→ Short task:
Report the number of lines that hold the string "issue". Leave out any other text.

## begin Extracted information

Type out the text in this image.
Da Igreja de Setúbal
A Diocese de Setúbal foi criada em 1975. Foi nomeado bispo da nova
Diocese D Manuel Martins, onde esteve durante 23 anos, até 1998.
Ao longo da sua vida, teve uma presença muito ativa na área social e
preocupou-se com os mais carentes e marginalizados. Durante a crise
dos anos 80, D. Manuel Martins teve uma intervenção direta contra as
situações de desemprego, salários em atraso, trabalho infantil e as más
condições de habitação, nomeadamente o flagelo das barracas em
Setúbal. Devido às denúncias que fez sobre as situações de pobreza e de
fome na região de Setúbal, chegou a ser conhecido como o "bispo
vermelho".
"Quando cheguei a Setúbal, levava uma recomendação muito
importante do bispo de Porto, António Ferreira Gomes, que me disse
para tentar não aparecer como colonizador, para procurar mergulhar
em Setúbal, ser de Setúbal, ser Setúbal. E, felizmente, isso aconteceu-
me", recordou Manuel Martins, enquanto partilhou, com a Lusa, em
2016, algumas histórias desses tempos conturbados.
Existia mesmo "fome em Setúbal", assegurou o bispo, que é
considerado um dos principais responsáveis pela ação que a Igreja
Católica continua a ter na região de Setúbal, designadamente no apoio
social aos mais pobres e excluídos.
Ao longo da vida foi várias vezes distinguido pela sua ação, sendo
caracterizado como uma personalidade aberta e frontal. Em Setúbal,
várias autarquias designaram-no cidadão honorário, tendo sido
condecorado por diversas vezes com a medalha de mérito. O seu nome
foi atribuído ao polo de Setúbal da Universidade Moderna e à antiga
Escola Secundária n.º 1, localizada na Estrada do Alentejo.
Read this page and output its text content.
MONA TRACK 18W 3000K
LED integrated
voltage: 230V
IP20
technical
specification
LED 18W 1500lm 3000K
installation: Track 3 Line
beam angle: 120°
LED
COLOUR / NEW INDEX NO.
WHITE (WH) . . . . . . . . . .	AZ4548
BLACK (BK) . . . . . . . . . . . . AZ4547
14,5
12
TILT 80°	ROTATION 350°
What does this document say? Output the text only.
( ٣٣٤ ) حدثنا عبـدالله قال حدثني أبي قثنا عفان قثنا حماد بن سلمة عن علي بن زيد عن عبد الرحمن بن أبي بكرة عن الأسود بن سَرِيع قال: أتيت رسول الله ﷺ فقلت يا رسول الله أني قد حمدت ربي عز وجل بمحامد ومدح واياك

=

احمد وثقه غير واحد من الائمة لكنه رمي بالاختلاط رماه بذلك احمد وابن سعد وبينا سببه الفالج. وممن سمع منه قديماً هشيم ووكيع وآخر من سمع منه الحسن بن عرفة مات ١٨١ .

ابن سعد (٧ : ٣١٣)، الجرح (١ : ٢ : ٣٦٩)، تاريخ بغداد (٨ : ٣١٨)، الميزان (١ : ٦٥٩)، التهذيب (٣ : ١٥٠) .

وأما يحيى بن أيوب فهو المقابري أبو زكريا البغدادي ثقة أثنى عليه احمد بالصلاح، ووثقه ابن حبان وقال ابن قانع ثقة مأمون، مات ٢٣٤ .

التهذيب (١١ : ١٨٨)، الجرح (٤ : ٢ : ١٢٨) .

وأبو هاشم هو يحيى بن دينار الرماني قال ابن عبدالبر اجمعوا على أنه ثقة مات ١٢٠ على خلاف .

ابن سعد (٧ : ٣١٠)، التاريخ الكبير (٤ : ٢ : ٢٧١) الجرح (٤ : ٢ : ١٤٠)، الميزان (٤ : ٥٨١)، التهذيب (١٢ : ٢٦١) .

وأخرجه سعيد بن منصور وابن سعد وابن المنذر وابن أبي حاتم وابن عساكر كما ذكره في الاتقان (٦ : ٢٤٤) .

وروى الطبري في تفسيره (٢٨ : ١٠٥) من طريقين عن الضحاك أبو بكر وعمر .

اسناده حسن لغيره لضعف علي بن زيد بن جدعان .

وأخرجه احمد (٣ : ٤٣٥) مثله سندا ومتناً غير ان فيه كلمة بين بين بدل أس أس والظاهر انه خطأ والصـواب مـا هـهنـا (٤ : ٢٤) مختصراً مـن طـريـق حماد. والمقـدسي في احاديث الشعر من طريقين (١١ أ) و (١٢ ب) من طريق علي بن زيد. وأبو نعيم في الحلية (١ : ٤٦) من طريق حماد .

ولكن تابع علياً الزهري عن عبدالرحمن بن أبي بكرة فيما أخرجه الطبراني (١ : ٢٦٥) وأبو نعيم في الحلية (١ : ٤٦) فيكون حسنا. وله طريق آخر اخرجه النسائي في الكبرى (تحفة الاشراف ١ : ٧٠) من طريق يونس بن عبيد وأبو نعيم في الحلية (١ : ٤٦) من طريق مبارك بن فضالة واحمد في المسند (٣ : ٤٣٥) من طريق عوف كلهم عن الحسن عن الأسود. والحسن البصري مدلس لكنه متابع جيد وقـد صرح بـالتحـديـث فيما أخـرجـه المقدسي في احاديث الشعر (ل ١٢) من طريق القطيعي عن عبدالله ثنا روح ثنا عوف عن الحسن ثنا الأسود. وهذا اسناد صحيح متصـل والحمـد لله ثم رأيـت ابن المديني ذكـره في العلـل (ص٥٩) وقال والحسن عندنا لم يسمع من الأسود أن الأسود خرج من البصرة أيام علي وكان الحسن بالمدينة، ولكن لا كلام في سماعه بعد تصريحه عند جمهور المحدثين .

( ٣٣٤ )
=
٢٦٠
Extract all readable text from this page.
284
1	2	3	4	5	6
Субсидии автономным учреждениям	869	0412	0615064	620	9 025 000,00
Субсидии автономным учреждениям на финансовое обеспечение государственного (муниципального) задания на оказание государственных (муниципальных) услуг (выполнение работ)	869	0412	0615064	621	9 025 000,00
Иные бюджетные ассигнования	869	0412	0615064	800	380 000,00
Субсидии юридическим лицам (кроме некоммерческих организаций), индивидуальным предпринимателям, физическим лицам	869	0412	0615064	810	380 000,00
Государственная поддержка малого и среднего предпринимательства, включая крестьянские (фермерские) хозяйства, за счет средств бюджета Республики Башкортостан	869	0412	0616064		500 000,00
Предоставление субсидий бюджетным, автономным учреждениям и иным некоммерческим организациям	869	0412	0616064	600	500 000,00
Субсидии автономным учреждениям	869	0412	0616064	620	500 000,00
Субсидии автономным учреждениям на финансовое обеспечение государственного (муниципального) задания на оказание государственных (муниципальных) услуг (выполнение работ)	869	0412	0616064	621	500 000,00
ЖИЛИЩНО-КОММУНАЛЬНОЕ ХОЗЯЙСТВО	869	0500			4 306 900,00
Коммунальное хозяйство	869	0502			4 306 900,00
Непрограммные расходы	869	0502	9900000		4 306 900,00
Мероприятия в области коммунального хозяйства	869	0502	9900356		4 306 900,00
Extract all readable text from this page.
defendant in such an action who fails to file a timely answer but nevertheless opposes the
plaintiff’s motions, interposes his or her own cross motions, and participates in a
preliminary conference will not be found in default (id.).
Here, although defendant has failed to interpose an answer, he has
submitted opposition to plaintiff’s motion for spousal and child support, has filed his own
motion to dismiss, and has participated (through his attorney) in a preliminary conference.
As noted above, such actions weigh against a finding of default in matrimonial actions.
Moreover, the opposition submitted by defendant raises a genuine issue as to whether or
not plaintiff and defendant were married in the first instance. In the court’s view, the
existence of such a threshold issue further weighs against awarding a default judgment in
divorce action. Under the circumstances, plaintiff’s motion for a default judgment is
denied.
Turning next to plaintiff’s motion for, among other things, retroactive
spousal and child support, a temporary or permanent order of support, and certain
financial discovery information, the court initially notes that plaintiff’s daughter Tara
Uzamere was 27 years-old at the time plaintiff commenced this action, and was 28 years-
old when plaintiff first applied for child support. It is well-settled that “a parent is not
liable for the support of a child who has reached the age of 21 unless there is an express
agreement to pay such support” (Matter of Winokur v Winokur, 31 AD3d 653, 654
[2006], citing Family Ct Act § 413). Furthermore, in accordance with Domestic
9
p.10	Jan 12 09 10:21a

## end Extracted information

→ Reply:
2